Directive 1 - Tally the rows below that contain the string "thumb", and reply with the number alone.
Start of Text shown
Ok - arif_pasha, I looked at your code, and I think your epsilon is too big. Try getting rid of it. At the limit when the line is just touching the circle, both methods should give the same answer, so I don't think you need to use an epsilon in that case.
Here is a case that your code gives the wrong answer for (tailored to your epsilon of 1e-5), and another for an epsilon of 1e-7. I didn't try to defeat any smaller epsilon than that.:
Just got my code from WA for several days to AC. The last changes I made were as follows:
Fix the code for checking that the two points are not the same.
Fix the code for checking the intersection between the intersection between the rope and the circle
Use double instead of long double
It's worthy (and weird) of note that I used an epsilon of 1e-5
Really hope this helps..this problem killed me for nearly a week
I am fade up with it !
my programme passed all the test cases here but its a series of WA i got from the judge! is there anyone to check my code plz ...
#include<stdio.h>
#include<math.h>
#define PI 2*acos(0.0)
#define EPS 1e-5
class point
{
public:
long double x,y;
point()
{
}
point(long double a,long double b)
{
x=a;
y=b;
}
};
class line
{
public:
long double a;
long double b;
long double c;
line()
{
}
line(point p1,point p2)
End of Text shown
Directive 2 - In the forum thread above, what did the poster who finally got AC switch to in place of long double?
Start of Dataset
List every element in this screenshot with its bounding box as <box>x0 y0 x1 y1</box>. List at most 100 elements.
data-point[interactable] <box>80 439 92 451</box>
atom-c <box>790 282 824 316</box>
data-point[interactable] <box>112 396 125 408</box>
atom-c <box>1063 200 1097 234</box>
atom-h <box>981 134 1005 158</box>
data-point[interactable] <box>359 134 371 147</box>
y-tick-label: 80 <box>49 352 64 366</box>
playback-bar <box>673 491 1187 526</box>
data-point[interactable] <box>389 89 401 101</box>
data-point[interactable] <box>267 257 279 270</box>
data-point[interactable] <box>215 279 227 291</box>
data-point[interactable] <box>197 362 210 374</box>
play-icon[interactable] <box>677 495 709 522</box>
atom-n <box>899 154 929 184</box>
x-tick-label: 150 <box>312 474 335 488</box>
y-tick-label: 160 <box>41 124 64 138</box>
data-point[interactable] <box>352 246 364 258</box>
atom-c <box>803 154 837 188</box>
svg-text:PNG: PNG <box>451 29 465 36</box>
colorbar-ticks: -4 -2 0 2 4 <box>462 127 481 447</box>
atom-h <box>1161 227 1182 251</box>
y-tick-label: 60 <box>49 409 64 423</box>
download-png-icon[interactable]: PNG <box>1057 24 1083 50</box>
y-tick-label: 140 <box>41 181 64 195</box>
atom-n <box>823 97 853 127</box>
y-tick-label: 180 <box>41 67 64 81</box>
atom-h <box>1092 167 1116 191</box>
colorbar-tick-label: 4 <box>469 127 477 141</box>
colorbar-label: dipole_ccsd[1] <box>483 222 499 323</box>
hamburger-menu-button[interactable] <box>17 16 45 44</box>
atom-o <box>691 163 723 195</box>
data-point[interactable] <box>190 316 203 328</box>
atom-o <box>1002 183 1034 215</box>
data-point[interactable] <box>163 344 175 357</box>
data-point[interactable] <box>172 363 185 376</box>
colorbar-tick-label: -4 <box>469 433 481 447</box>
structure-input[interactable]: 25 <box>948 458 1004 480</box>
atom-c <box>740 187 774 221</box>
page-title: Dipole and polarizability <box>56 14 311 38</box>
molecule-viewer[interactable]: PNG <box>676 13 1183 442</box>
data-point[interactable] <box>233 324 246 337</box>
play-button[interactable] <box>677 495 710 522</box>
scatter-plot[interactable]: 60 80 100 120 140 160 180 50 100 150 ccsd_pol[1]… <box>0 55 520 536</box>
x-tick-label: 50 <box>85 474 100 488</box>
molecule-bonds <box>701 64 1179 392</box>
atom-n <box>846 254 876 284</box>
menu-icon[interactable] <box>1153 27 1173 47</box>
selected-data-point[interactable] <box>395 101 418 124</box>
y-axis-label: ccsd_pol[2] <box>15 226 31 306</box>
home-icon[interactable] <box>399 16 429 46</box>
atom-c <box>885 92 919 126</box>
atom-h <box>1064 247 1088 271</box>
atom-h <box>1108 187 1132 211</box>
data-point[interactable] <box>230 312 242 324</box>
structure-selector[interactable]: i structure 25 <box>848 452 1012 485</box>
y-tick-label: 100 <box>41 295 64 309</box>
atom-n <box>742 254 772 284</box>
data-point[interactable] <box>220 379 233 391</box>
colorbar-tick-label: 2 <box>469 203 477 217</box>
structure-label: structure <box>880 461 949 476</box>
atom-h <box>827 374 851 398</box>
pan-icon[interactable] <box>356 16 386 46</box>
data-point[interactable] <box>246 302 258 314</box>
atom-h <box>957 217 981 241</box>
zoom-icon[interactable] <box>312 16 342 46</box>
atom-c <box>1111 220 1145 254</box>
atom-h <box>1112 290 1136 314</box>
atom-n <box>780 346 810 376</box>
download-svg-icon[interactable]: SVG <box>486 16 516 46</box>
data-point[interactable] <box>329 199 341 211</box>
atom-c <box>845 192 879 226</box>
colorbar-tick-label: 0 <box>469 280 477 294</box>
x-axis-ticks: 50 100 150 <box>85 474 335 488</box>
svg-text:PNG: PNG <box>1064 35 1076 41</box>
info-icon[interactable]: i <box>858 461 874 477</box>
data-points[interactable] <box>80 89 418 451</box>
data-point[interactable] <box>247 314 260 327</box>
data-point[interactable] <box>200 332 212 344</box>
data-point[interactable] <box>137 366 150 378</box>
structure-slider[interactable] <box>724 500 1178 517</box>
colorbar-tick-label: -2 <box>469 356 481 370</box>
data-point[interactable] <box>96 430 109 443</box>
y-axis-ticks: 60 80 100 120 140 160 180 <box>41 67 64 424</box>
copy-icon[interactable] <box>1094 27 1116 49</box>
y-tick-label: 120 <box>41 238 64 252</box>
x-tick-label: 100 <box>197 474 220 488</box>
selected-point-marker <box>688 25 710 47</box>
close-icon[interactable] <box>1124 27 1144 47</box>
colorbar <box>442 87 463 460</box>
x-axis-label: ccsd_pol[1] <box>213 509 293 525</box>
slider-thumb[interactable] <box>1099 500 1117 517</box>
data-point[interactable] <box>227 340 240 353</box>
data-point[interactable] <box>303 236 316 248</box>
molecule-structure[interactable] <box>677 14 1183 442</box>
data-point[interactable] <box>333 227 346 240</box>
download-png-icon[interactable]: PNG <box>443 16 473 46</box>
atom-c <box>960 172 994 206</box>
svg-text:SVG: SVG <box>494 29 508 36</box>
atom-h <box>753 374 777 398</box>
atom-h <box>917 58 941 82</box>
End of Dataset
Start of Dataset
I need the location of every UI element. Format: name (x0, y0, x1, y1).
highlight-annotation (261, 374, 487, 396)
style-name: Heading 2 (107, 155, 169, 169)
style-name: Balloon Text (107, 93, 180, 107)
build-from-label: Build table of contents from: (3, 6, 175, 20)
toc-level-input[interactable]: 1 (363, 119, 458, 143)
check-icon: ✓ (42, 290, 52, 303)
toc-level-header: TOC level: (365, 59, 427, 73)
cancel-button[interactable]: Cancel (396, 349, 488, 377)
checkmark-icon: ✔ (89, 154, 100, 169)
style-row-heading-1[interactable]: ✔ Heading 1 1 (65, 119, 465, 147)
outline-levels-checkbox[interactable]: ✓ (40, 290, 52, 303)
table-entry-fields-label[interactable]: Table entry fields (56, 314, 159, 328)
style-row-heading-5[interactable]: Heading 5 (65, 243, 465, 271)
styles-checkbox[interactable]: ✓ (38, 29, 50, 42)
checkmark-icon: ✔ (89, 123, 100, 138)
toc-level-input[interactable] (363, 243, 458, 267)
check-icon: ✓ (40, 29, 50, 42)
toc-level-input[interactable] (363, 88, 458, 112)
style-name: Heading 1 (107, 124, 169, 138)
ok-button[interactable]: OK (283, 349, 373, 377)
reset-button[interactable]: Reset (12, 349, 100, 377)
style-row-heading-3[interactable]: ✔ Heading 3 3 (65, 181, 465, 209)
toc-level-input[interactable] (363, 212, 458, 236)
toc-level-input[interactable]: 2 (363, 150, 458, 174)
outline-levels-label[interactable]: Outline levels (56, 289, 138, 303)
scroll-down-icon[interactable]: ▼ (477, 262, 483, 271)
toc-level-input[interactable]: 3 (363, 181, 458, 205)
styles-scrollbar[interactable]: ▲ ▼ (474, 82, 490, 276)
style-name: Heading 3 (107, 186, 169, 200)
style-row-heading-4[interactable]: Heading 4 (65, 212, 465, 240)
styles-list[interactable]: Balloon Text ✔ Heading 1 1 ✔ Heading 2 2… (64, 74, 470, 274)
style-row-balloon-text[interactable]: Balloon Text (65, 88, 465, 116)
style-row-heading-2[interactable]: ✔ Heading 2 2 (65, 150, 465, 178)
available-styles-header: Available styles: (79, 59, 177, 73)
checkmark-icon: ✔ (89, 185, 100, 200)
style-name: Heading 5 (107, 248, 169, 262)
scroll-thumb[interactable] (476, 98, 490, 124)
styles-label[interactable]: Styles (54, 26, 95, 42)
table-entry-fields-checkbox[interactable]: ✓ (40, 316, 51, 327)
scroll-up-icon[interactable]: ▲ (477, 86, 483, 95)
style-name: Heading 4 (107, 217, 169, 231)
End of Dataset
Task solution 1 - 2

Task solution 2 - Double.